◆ **Task requirements**
Please quote the following records line for line, leaving the pictures out of your answer.
:: Extracted entries
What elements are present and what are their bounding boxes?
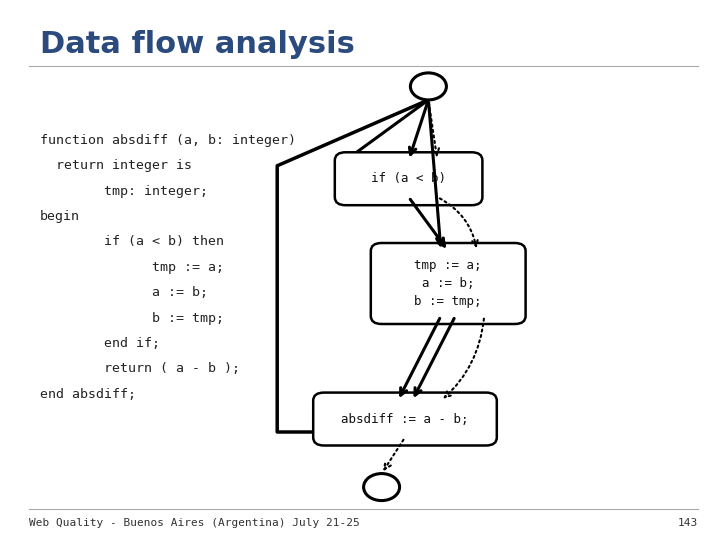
Text: Web Quality - Buenos Aires (Argentina) July 21-25: Web Quality - Buenos Aires (Argentina) J… xyxy=(29,518,359,528)
Text: absdiff := a - b;: absdiff := a - b; xyxy=(341,413,469,426)
Text: if (a < b) then: if (a < b) then xyxy=(40,235,224,248)
Text: tmp: integer;: tmp: integer; xyxy=(40,185,207,198)
Circle shape xyxy=(364,474,400,501)
Text: b := tmp;: b := tmp; xyxy=(40,312,224,325)
Text: end absdiff;: end absdiff; xyxy=(40,388,135,401)
Text: 143: 143 xyxy=(678,518,698,528)
Text: return integer is: return integer is xyxy=(40,159,192,172)
Text: return ( a - b );: return ( a - b ); xyxy=(40,362,240,375)
Text: function absdiff (a, b: integer): function absdiff (a, b: integer) xyxy=(40,134,296,147)
Text: a := b;: a := b; xyxy=(40,286,207,299)
Text: if (a < b): if (a < b) xyxy=(371,172,446,185)
Text: Data flow analysis: Data flow analysis xyxy=(40,30,354,59)
Text: tmp := a;
a := b;
b := tmp;: tmp := a; a := b; b := tmp; xyxy=(415,259,482,308)
FancyBboxPatch shape xyxy=(371,243,526,324)
Text: end if;: end if; xyxy=(40,337,160,350)
Circle shape xyxy=(410,73,446,100)
Text: tmp := a;: tmp := a; xyxy=(40,261,224,274)
FancyBboxPatch shape xyxy=(313,393,497,446)
Text: begin: begin xyxy=(40,210,80,223)
FancyBboxPatch shape xyxy=(335,152,482,205)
::::
◆ **Answer to this task**
What elements are present and what are their bounding boxes?
Text: Web Quality - Buenos Aires (Argentina) July 21-25: Web Quality - Buenos Aires (Argentina) J… xyxy=(29,518,359,528)
Text: absdiff := a - b;: absdiff := a - b; xyxy=(341,413,469,426)
Text: if (a < b) then: if (a < b) then xyxy=(40,235,224,248)
Text: tmp: integer;: tmp: integer; xyxy=(40,185,207,198)
Circle shape xyxy=(364,474,400,501)
Text: b := tmp;: b := tmp; xyxy=(40,312,224,325)
Text: end absdiff;: end absdiff; xyxy=(40,388,135,401)
Text: 143: 143 xyxy=(678,518,698,528)
Text: return integer is: return integer is xyxy=(40,159,192,172)
Text: return ( a - b );: return ( a - b ); xyxy=(40,362,240,375)
Text: function absdiff (a, b: integer): function absdiff (a, b: integer) xyxy=(40,134,296,147)
Text: a := b;: a := b; xyxy=(40,286,207,299)
Text: if (a < b): if (a < b) xyxy=(371,172,446,185)
Text: Data flow analysis: Data flow analysis xyxy=(40,30,354,59)
Text: tmp := a;
a := b;
b := tmp;: tmp := a; a := b; b := tmp; xyxy=(415,259,482,308)
FancyBboxPatch shape xyxy=(371,243,526,324)
Text: end if;: end if; xyxy=(40,337,160,350)
Circle shape xyxy=(410,73,446,100)
Text: tmp := a;: tmp := a; xyxy=(40,261,224,274)
FancyBboxPatch shape xyxy=(313,393,497,446)
Text: begin: begin xyxy=(40,210,80,223)
FancyBboxPatch shape xyxy=(335,152,482,205)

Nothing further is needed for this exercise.